革にシワがあることが気になって・・・
両足の色むら加減が違うのですが・・・
革って馴染むのですか?
生傷があるのですが・・・
革製品について
気になること、あるけど・・聞きづらい。
そんなお客様へ「革についての基礎知識」を
皮(革)って、自然です
- 皆様、ご自身の手をご覧ください
これも皮(革)です
シミもあるし、シワもあります
では、お腹をご覧ください
ここも皮(革)です・・・
例えば、牛革は牛の皮です
牛の皮にもいろんな部分があります
おなか、背中、脚、おしり
どの部分もシワの入り方は均一ではありませんよね
しかも一頭、一頭
同じ牛はいませんから、同じ状態というのは考えられないですよね
だから自然なのです。人工的ではないのです。
違うことが自然なことなのです。
皮には傷が必ずあります
- 傷やシミのある革って良くない革なんじゃない?と思いがちですが、
本当にそうなのでしょうか?
革は天然の素材であるが故に、傷やシミが付き物です
それを隠す製法がある、ということなのです
革の銀面を薄く削り、傷を消します
その上からたっぷりの染料を塗り、型押しなどをすれば傷はほとんど分からなくなるのです
それは、皮(革)本来の味を消す加工をする、ということです
皮に傷があっても、それは自然なことなので
革職人たちは製品にしたときに問題はない程度であれば
あえて神経質に除外しないことのほうが多いです
革の歴史が古い欧米では、
こういった傷なども好意的に受け止められていますし
日本ではこういった革が人気があるのも事実です
その革製品が、自然を生かした製法であるならば
傷、シミもちろんシワも、あって然るべきなのです。

指示 1
革の基礎知識についての本文のうち、「そんなお客様へ「革についての基礎知識」を」で始まり「だから自然なのです。人工的ではないのです。」までの部分を、そのままもう一度示してください。

(コレクションから抽出したデータ)
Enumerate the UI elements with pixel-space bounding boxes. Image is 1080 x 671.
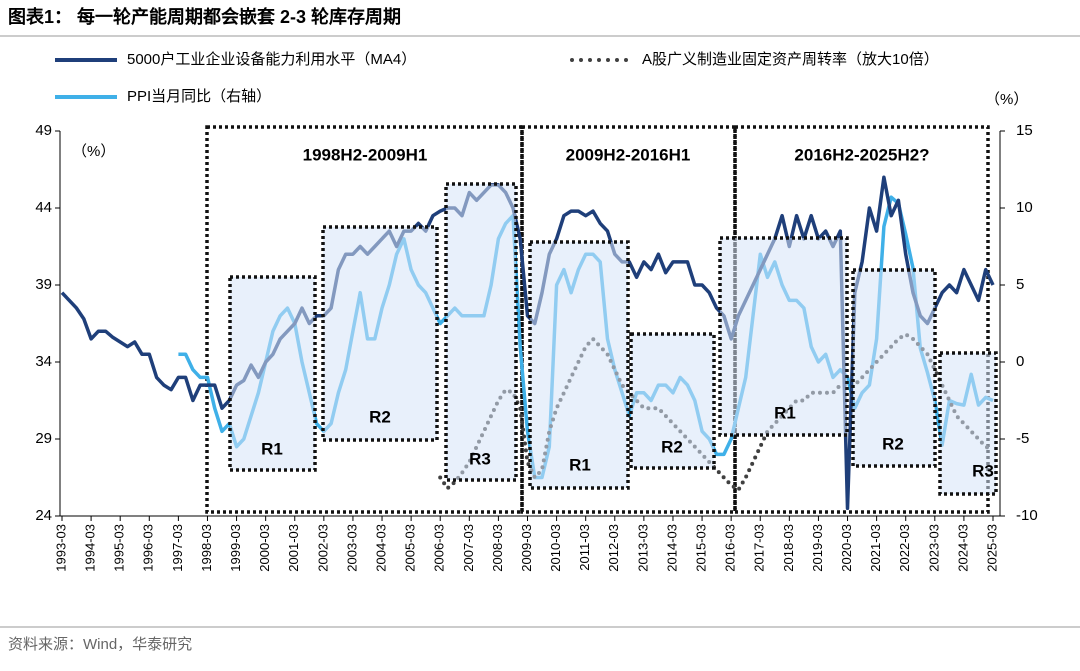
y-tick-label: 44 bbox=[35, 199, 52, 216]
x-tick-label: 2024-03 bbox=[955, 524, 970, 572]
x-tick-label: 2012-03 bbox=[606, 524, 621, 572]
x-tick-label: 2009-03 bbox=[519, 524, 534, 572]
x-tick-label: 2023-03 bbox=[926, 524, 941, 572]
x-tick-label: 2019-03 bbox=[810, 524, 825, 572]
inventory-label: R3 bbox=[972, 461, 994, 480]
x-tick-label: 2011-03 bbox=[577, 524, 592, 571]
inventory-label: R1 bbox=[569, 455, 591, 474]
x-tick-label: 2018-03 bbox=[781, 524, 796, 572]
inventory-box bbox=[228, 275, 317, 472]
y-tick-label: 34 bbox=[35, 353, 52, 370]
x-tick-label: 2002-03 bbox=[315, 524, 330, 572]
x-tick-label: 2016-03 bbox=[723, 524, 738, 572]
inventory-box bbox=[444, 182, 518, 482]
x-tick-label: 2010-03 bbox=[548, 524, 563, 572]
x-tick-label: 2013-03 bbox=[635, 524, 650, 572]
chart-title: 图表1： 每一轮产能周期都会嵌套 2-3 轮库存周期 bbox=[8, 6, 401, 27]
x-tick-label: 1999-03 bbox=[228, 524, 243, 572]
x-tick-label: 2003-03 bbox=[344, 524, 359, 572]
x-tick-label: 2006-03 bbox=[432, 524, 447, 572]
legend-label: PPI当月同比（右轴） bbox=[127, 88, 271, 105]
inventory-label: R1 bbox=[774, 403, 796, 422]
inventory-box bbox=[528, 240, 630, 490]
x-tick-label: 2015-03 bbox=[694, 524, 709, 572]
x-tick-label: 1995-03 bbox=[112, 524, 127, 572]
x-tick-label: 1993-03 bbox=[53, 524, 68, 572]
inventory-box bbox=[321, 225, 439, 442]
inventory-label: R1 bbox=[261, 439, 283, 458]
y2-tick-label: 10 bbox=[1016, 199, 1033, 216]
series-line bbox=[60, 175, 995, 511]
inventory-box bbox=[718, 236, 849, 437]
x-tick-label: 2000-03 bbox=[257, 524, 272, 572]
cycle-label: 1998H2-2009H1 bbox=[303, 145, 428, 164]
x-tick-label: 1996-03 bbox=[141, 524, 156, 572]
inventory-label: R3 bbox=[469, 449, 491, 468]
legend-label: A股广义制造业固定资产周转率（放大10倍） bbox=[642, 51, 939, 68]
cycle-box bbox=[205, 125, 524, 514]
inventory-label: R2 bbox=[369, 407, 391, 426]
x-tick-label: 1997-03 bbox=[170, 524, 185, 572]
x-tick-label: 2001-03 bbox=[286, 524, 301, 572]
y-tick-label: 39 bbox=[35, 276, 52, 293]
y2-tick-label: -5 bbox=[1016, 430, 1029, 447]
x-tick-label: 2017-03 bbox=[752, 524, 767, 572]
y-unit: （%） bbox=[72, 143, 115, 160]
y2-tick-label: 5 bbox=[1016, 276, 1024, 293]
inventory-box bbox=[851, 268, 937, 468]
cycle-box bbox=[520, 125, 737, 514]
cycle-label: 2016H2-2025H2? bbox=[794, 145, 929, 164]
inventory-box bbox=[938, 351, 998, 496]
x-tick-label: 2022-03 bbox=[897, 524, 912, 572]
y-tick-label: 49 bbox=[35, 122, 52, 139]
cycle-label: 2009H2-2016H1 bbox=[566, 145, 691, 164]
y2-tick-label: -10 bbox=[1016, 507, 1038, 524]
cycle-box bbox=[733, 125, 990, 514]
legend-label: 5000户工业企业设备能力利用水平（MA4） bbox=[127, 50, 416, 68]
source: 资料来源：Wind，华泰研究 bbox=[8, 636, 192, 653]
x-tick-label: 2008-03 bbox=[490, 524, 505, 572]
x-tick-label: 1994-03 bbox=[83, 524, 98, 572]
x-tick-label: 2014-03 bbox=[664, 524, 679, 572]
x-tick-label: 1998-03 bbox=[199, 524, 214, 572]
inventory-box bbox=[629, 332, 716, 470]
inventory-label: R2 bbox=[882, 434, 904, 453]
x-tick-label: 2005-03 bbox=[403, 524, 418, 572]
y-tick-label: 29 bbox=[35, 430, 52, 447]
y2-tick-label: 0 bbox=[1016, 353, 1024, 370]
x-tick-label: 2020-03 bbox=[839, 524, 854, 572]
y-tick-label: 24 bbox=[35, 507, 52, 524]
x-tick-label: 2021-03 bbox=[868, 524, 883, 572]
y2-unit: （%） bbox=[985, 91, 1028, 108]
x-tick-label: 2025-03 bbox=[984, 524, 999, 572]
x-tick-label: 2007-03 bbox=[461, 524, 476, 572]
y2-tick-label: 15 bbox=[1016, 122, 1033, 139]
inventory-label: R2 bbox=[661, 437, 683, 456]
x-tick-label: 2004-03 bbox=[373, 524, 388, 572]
--
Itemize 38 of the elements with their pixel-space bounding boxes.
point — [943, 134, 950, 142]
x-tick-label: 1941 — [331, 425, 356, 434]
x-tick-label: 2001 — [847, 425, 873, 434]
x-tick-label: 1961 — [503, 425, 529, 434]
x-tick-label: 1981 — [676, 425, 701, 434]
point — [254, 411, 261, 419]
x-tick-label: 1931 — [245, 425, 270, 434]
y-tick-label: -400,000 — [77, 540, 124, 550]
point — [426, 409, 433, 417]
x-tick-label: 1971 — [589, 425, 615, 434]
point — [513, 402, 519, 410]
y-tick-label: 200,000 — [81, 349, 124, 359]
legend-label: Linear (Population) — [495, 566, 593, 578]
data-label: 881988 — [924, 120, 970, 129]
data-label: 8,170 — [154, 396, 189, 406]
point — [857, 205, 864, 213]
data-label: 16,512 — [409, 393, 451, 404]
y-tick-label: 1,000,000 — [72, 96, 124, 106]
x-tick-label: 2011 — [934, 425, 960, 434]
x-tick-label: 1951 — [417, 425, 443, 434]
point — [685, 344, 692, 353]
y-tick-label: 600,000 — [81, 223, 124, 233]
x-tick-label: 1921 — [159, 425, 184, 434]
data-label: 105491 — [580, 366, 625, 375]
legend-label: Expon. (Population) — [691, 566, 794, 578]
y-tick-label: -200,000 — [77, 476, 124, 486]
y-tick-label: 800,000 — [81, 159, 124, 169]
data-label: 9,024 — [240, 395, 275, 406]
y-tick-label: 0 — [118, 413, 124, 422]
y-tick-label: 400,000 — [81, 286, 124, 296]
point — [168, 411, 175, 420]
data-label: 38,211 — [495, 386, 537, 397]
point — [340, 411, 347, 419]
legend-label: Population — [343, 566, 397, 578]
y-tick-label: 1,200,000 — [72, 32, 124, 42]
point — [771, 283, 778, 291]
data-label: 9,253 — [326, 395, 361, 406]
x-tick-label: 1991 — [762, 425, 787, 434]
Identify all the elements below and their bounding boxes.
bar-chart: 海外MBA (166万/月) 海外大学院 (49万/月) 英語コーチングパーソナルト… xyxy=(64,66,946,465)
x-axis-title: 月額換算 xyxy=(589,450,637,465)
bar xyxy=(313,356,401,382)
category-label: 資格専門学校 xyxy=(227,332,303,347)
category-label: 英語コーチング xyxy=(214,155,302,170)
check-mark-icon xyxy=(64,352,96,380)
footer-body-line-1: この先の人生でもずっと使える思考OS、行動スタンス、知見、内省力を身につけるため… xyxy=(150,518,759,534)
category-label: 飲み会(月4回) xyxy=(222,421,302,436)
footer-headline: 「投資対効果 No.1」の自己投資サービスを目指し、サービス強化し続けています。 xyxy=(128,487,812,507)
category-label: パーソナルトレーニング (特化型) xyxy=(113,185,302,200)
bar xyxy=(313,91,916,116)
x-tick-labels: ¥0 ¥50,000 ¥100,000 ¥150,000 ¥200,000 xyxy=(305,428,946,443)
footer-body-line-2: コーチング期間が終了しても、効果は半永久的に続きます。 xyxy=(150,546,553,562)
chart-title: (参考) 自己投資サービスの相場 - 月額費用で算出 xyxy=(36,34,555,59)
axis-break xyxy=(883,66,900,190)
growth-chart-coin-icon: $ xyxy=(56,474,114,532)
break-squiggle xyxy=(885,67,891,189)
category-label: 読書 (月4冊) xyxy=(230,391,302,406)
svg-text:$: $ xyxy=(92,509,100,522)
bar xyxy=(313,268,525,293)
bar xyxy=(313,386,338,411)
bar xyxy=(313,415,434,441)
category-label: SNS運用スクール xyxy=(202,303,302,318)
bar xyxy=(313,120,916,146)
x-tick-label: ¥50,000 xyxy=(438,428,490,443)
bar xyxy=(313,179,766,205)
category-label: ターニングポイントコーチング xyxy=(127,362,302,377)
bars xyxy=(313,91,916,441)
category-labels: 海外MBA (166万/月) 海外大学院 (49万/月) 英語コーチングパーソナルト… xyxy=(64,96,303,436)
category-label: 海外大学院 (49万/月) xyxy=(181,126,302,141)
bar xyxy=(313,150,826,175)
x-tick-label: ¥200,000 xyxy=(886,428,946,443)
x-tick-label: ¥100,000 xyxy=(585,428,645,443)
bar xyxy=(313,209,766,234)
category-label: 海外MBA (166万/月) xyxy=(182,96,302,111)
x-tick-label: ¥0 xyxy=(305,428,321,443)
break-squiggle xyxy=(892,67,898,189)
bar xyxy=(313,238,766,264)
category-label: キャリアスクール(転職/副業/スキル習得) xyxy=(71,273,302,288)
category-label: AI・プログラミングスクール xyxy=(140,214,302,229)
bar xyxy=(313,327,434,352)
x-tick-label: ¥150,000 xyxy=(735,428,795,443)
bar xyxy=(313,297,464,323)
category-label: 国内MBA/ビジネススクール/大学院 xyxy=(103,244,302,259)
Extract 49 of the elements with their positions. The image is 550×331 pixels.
* * *
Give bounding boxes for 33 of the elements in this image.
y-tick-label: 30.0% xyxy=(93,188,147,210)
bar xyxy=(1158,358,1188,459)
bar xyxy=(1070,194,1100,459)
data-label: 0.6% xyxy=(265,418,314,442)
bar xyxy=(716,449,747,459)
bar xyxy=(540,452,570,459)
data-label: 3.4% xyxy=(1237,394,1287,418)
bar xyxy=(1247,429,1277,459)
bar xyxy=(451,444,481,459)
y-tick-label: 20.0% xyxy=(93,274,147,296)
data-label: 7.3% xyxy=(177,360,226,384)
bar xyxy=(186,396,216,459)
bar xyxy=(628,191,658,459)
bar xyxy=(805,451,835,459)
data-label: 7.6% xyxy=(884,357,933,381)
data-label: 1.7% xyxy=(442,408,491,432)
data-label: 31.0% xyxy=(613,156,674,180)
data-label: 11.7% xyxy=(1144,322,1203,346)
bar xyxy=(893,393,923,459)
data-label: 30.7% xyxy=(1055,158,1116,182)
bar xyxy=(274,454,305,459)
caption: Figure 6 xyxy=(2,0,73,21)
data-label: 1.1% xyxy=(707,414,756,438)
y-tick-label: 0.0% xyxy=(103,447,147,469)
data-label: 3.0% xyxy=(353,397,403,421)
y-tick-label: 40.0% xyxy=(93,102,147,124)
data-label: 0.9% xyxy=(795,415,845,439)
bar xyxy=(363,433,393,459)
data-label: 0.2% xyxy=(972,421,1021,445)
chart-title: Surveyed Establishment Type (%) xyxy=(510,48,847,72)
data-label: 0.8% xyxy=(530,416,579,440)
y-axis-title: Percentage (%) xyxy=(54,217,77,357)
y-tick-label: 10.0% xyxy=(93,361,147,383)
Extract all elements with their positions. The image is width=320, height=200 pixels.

指示 2
上のリストのうち、「y-tick-label: 44 bbox=[35, 199, 52, 216]」を含む行から「cycle-label: 2016H2-2025H2? bbox=[794, 145, 929, 164]」を含む行までを、両端の行も含めて一字一句変えずに書き写してください。

解答 1
そんなお客様へ「革についての基礎知識」を
皮(革)って、自然です
- 皆様、ご自身の手をご覧ください
これも皮(革)です
シミもあるし、シワもあります
では、お腹をご覧ください
ここも皮(革)です・・・
例えば、牛革は牛の皮です
牛の皮にもいろんな部分があります
おなか、背中、脚、おしり
どの部分もシワの入り方は均一ではありませんよね
しかも一頭、一頭
同じ牛はいませんから、同じ状態というのは考えられないですよね
だから自然なのです。人工的ではないのです。

解答 2
y-tick-label: 44 bbox=[35, 199, 52, 216]
x-tick-label: 2024-03 bbox=[955, 524, 970, 572]
x-tick-label: 2012-03 bbox=[606, 524, 621, 572]
x-tick-label: 2009-03 bbox=[519, 524, 534, 572]
x-tick-label: 2023-03 bbox=[926, 524, 941, 572]
x-tick-label: 2019-03 bbox=[810, 524, 825, 572]
inventory-label: R3 bbox=[972, 461, 994, 480]
x-tick-label: 2011-03 bbox=[577, 524, 592, 571]
inventory-label: R1 bbox=[569, 455, 591, 474]
x-tick-label: 2018-03 bbox=[781, 524, 796, 572]
inventory-box bbox=[228, 275, 317, 472]
y-tick-label: 34 bbox=[35, 353, 52, 370]
x-tick-label: 2002-03 bbox=[315, 524, 330, 572]
x-tick-label: 2016-03 bbox=[723, 524, 738, 572]
inventory-box bbox=[444, 182, 518, 482]
x-tick-label: 2010-03 bbox=[548, 524, 563, 572]
x-tick-label: 2013-03 bbox=[635, 524, 650, 572]
chart-title: 图表1： 每一轮产能周期都会嵌套 2-3 轮库存周期 bbox=[8, 6, 401, 27]
x-tick-label: 1999-03 bbox=[228, 524, 243, 572]
x-tick-label: 2003-03 bbox=[344, 524, 359, 572]
x-tick-label: 2006-03 bbox=[432, 524, 447, 572]
legend-label: PPI当月同比（右轴） bbox=[127, 88, 271, 105]
inventory-label: R1 bbox=[774, 403, 796, 422]
inventory-box bbox=[528, 240, 630, 490]
x-tick-label: 2015-03 bbox=[694, 524, 709, 572]
x-tick-label: 1995-03 bbox=[112, 524, 127, 572]
x-tick-label: 1993-03 bbox=[53, 524, 68, 572]
inventory-box bbox=[321, 225, 439, 442]
inventory-label: R1 bbox=[261, 439, 283, 458]
y2-tick-label: 10 bbox=[1016, 199, 1033, 216]
series-line bbox=[60, 175, 995, 511]
inventory-box bbox=[718, 236, 849, 437]
x-tick-label: 2000-03 bbox=[257, 524, 272, 572]
cycle-label: 1998H2-2009H1 bbox=[303, 145, 428, 164]
x-tick-label: 1996-03 bbox=[141, 524, 156, 572]
inventory-label: R3 bbox=[469, 449, 491, 468]
legend-label: A股广义制造业固定资产周转率（放大10倍） bbox=[642, 51, 939, 68]
cycle-box bbox=[205, 125, 524, 514]
inventory-label: R2 bbox=[369, 407, 391, 426]
x-tick-label: 1997-03 bbox=[170, 524, 185, 572]
x-tick-label: 2001-03 bbox=[286, 524, 301, 572]
y-tick-label: 39 bbox=[35, 276, 52, 293]
y2-tick-label: -5 bbox=[1016, 430, 1029, 447]
x-tick-label: 2017-03 bbox=[752, 524, 767, 572]
y-unit: （%） bbox=[72, 143, 115, 160]
y2-tick-label: 5 bbox=[1016, 276, 1024, 293]
inventory-box bbox=[851, 268, 937, 468]
cycle-box bbox=[520, 125, 737, 514]
cycle-label: 2016H2-2025H2? bbox=[794, 145, 929, 164]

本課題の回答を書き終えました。